#### WRITTEN INSTRUCTION:
Every line containing the word "senhas" needs to be found and copied.

** BEGIN SUPPLIED MATERIAL **

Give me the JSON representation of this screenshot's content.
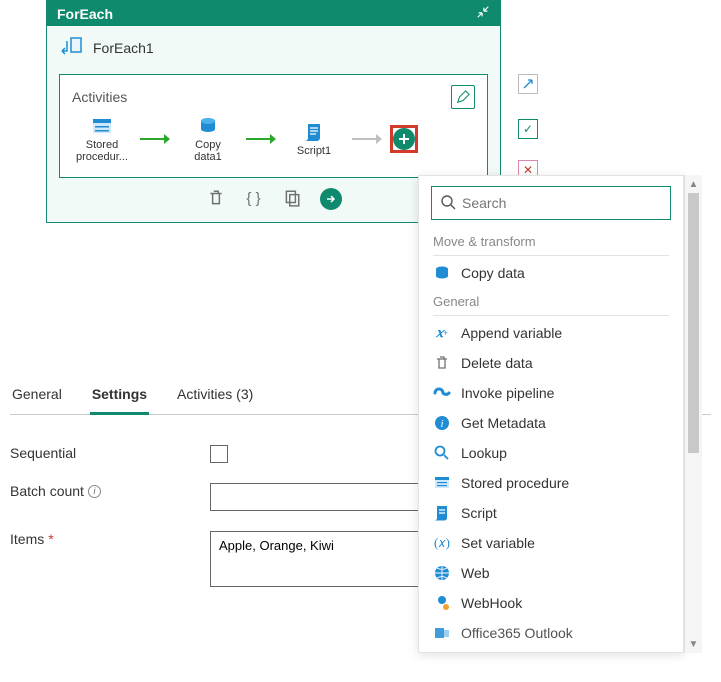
{
  "header": {
    "title": "ForEach"
  },
  "foreach": {
    "name": "ForEach1",
    "activities_label": "Activities",
    "items": [
      {
        "label": "Stored\nprocedur..."
      },
      {
        "label": "Copy\ndata1"
      },
      {
        "label": "Script1"
      }
    ]
  },
  "popup": {
    "search_placeholder": "Search",
    "section1": "Move & transform",
    "copy_data": "Copy data",
    "section2": "General",
    "append_variable": "Append variable",
    "delete_data": "Delete data",
    "invoke_pipeline": "Invoke pipeline",
    "get_metadata": "Get Metadata",
    "lookup": "Lookup",
    "stored_procedure": "Stored procedure",
    "script": "Script",
    "set_variable": "Set variable",
    "web": "Web",
    "webhook": "WebHook",
    "office365": "Office365 Outlook"
  },
  "tabs": {
    "general": "General",
    "settings": "Settings",
    "activities": "Activities (3)"
  },
  "settings": {
    "sequential_label": "Sequential",
    "batch_label": "Batch count",
    "items_label": "Items",
    "items_value": "Apple, Orange, Kiwi"
  }
}
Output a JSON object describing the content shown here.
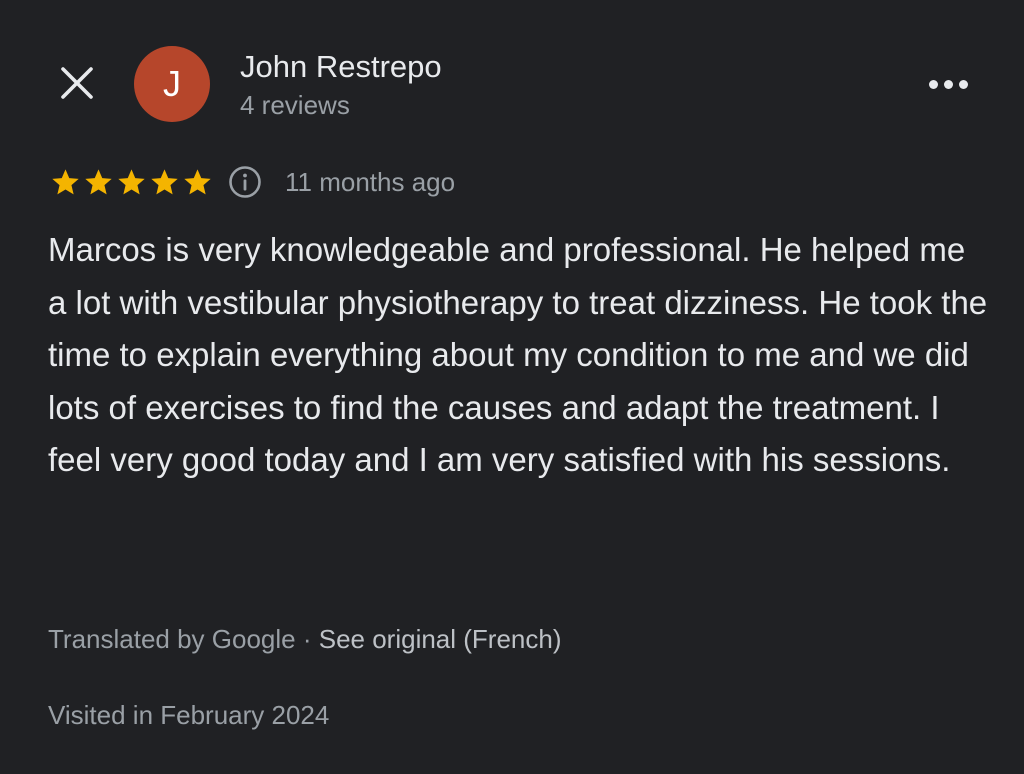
{
  "colors": {
    "background": "#202124",
    "avatar_bg": "#b6462b",
    "star": "#f4b400",
    "primary_text": "#e8eaed",
    "secondary_text": "#9aa0a6"
  },
  "header": {
    "close_icon": "close-icon",
    "more_icon": "more-horizontal-icon"
  },
  "author": {
    "initial": "J",
    "name": "John Restrepo",
    "reviews": "4 reviews"
  },
  "review": {
    "rating": 5,
    "rating_max": 5,
    "time_ago": "11 months ago",
    "text": "Marcos is very knowledgeable and professional. He helped me a lot with vestibular physiotherapy to treat dizziness. He took the time to explain everything about my condition to me and we did lots of exercises to find the causes and adapt the treatment. I feel very good today and I am very satisfied with his sessions."
  },
  "translation": {
    "label": "Translated by Google",
    "separator": " · ",
    "see_original": "See original (French)"
  },
  "visited": "Visited in February 2024"
}
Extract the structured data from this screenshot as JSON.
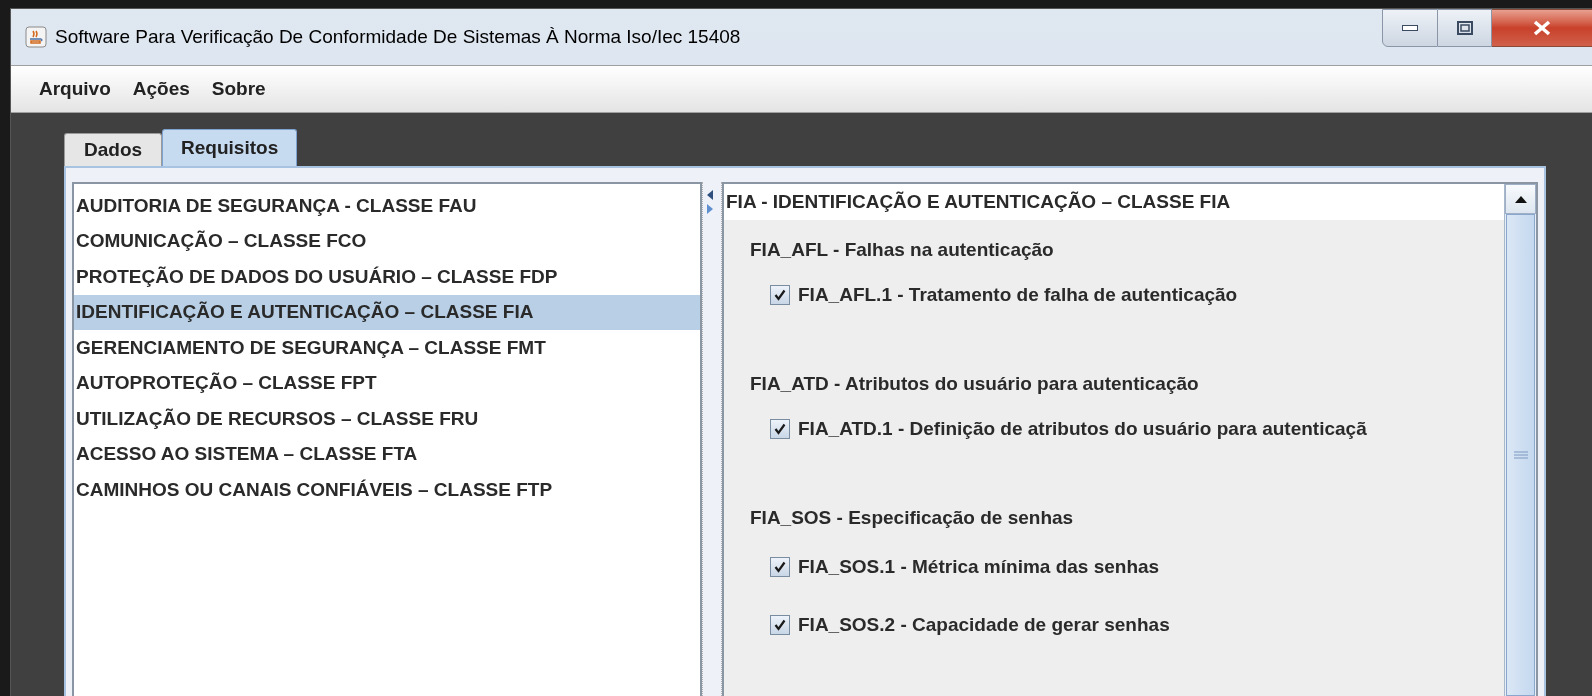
{
  "window": {
    "title": "Software Para Verificação De Conformidade De Sistemas À Norma Iso/Iec 15408"
  },
  "menu": [
    "Arquivo",
    "Ações",
    "Sobre"
  ],
  "tabs": [
    {
      "label": "Dados",
      "selected": false
    },
    {
      "label": "Requisitos",
      "selected": true
    }
  ],
  "classes": [
    {
      "label": "AUDITORIA DE SEGURANÇA - CLASSE FAU",
      "selected": false
    },
    {
      "label": "COMUNICAÇÃO – CLASSE FCO",
      "selected": false
    },
    {
      "label": "PROTEÇÃO DE DADOS DO USUÁRIO – CLASSE FDP",
      "selected": false
    },
    {
      "label": "IDENTIFICAÇÃO E AUTENTICAÇÃO – CLASSE FIA",
      "selected": true
    },
    {
      "label": "GERENCIAMENTO DE SEGURANÇA – CLASSE FMT",
      "selected": false
    },
    {
      "label": "AUTOPROTEÇÃO – CLASSE FPT",
      "selected": false
    },
    {
      "label": "UTILIZAÇÃO DE RECURSOS – CLASSE FRU",
      "selected": false
    },
    {
      "label": "ACESSO AO SISTEMA – CLASSE FTA",
      "selected": false
    },
    {
      "label": "CAMINHOS OU CANAIS CONFIÁVEIS – CLASSE FTP",
      "selected": false
    }
  ],
  "detail": {
    "title": "FIA - IDENTIFICAÇÃO E AUTENTICAÇÃO – CLASSE FIA",
    "families": [
      {
        "label": "FIA_AFL - Falhas na autenticação",
        "requirements": [
          {
            "label": "**FIA_AFL.1** - Tratamento de falha de autenticação",
            "checked": true
          }
        ]
      },
      {
        "label": "FIA_ATD - Atributos do usuário para autenticação",
        "requirements": [
          {
            "label": "**FIA_ATD.1** - Definição de atributos do usuário para autenticaçã",
            "checked": true
          }
        ]
      },
      {
        "label": "FIA_SOS - Especificação de senhas",
        "requirements": [
          {
            "label": "**FIA_SOS.1** - Métrica mínima das senhas",
            "checked": true
          },
          {
            "label": "**FIA_SOS.2** - Capacidade de gerar senhas",
            "checked": true
          }
        ]
      }
    ]
  }
}
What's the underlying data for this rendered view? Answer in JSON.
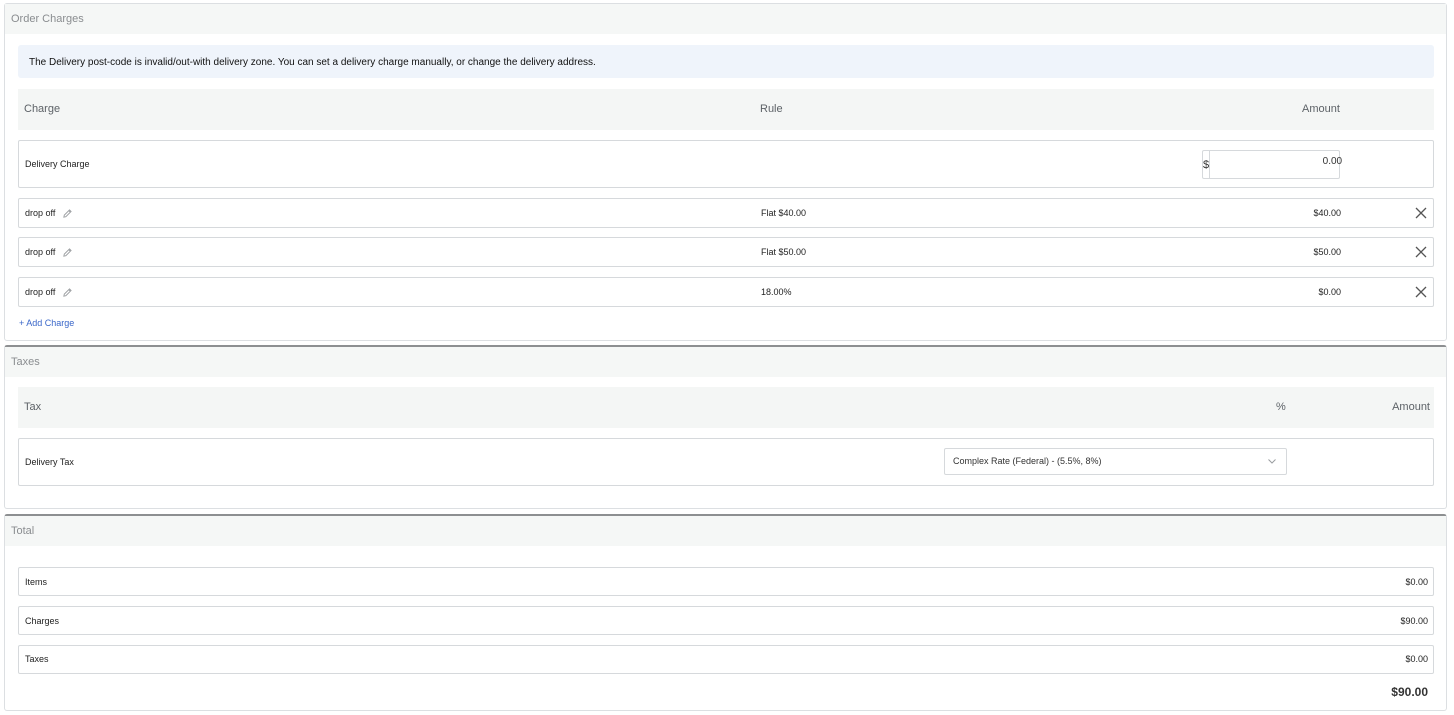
{
  "order_charges": {
    "title": "Order Charges",
    "alert": "The Delivery post-code is invalid/out-with delivery zone. You can set a delivery charge manually, or change the delivery address.",
    "columns": {
      "charge": "Charge",
      "rule": "Rule",
      "amount": "Amount"
    },
    "delivery": {
      "label": "Delivery Charge",
      "currency": "$",
      "value": "0.00"
    },
    "rows": [
      {
        "name": "drop off",
        "rule": "Flat $40.00",
        "amount": "$40.00"
      },
      {
        "name": "drop off",
        "rule": "Flat $50.00",
        "amount": "$50.00"
      },
      {
        "name": "drop off",
        "rule": "18.00%",
        "amount": "$0.00"
      }
    ],
    "add_charge": "Add Charge"
  },
  "taxes": {
    "title": "Taxes",
    "columns": {
      "tax": "Tax",
      "percent": "%",
      "amount": "Amount"
    },
    "rows": [
      {
        "name": "Delivery Tax",
        "selected": "Complex Rate (Federal) - (5.5%, 8%)"
      }
    ]
  },
  "total": {
    "title": "Total",
    "rows": [
      {
        "label": "Items",
        "value": "$0.00"
      },
      {
        "label": "Charges",
        "value": "$90.00"
      },
      {
        "label": "Taxes",
        "value": "$0.00"
      }
    ],
    "grand_total": "$90.00"
  },
  "colors": {
    "accent": "#3a67c9",
    "alert_bg": "#eff4fb",
    "header_bg": "#f5f7f6"
  }
}
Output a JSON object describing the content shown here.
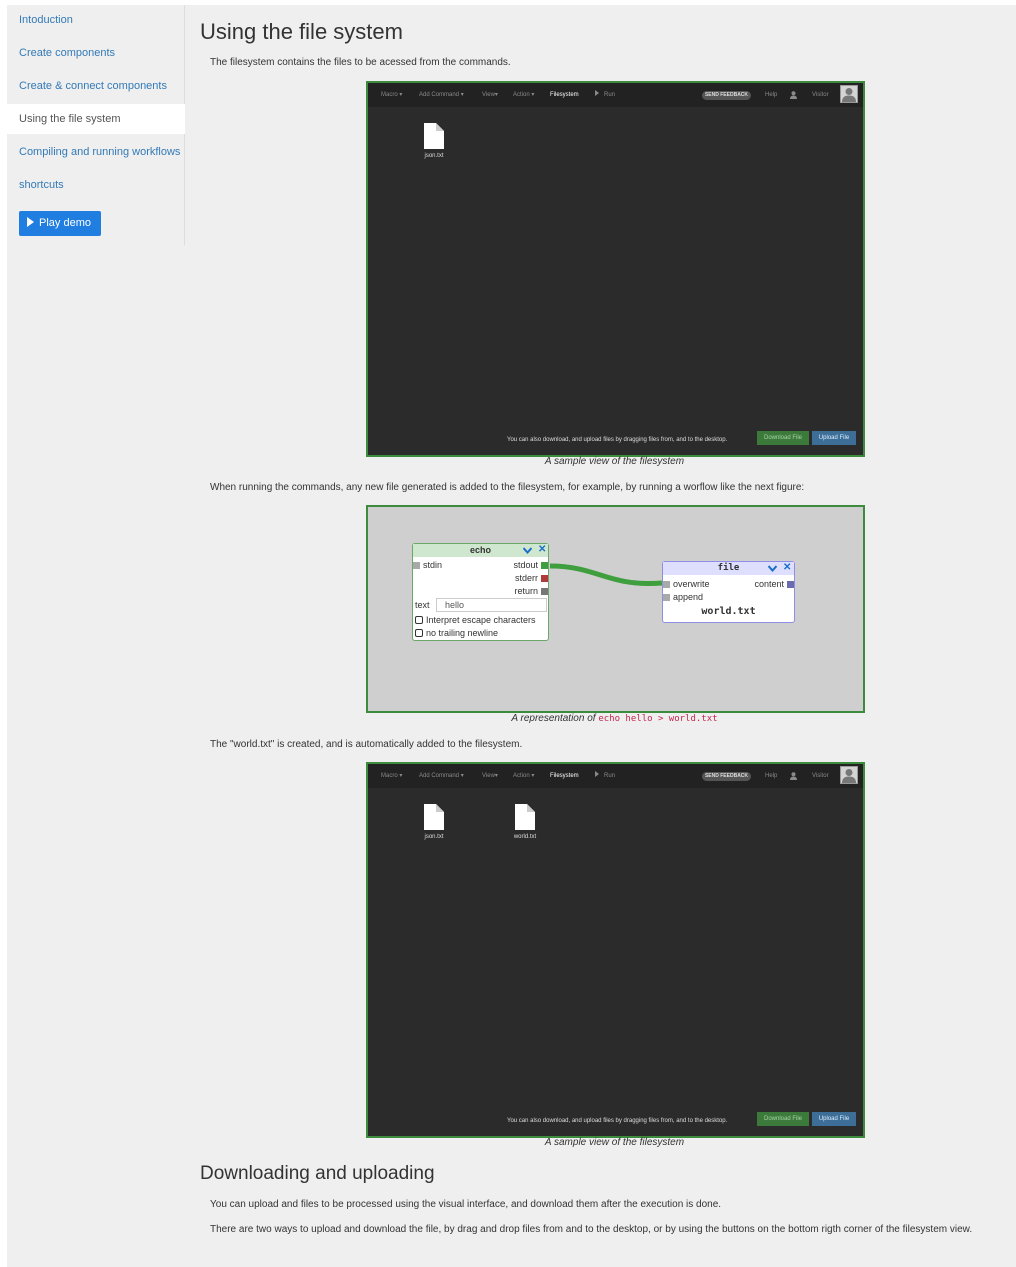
{
  "sidebar": {
    "items": [
      {
        "label": "Intoduction",
        "active": false
      },
      {
        "label": "Create components",
        "active": false
      },
      {
        "label": "Create & connect components",
        "active": false
      },
      {
        "label": "Using the file system",
        "active": true
      },
      {
        "label": "Compiling and running workflows",
        "active": false
      },
      {
        "label": "shortcuts",
        "active": false
      }
    ],
    "play_button": "Play demo"
  },
  "main": {
    "title": "Using the file system",
    "intro": "The filesystem contains the files to be acessed from the commands.",
    "caption_fs": "A sample view of the filesystem",
    "running_text": "When running the commands, any new file generated is added to the filesystem, for example, by running a worflow like the next figure:",
    "caption_wf_prefix": "A representation of",
    "caption_wf_code": "echo hello > world.txt",
    "created_text": "The \"world.txt\" is created, and is automatically added to the filesystem.",
    "caption_fs2": "A sample view of the filesystem",
    "subtitle": "Downloading and uploading",
    "upload_text": "You can upload and files to be processed using the visual interface, and download them after the execution is done.",
    "ways_text": "There are two ways to upload and download the file, by drag and drop files from and to the desktop, or by using the buttons on the bottom rigth corner of the filesystem view."
  },
  "fs_app": {
    "menu": [
      "Macro",
      "Add Command",
      "View",
      "Action",
      "Filesystem",
      "Run"
    ],
    "active_menu": "Filesystem",
    "send_feedback": "SEND FEEDBACK",
    "help": "Help",
    "visitor": "Visitor",
    "hint": "You can also download, and upload files by dragging files from, and to the desktop.",
    "download_button": "Download File",
    "upload_button": "Upload File"
  },
  "fs1_files": [
    "json.txt"
  ],
  "fs2_files": [
    "json.txt",
    "world.txt"
  ],
  "workflow": {
    "echo": {
      "title": "echo",
      "stdin": "stdin",
      "stdout": "stdout",
      "stderr": "stderr",
      "return": "return",
      "text_label": "text",
      "text_value": "hello",
      "opt1": "Interpret escape characters",
      "opt2": "no trailing newline"
    },
    "file": {
      "title": "file",
      "overwrite": "overwrite",
      "append": "append",
      "content": "content",
      "filename": "world.txt"
    }
  },
  "colors": {
    "link": "#337ab7",
    "play_button": "#1f7ee0",
    "frame_border": "#3d8c3d",
    "stdout_port": "#3f9f3f",
    "stderr_port": "#b03a3a"
  }
}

** END SUPPLIED MATERIAL **

#### TASK SOLUTION:
        "label": "FIA_SOS - Especificação de senhas",
            "label": "**FIA_SOS.1** - Métrica mínima das senhas",
            "label": "**FIA_SOS.2** - Capacidade de gerar senhas",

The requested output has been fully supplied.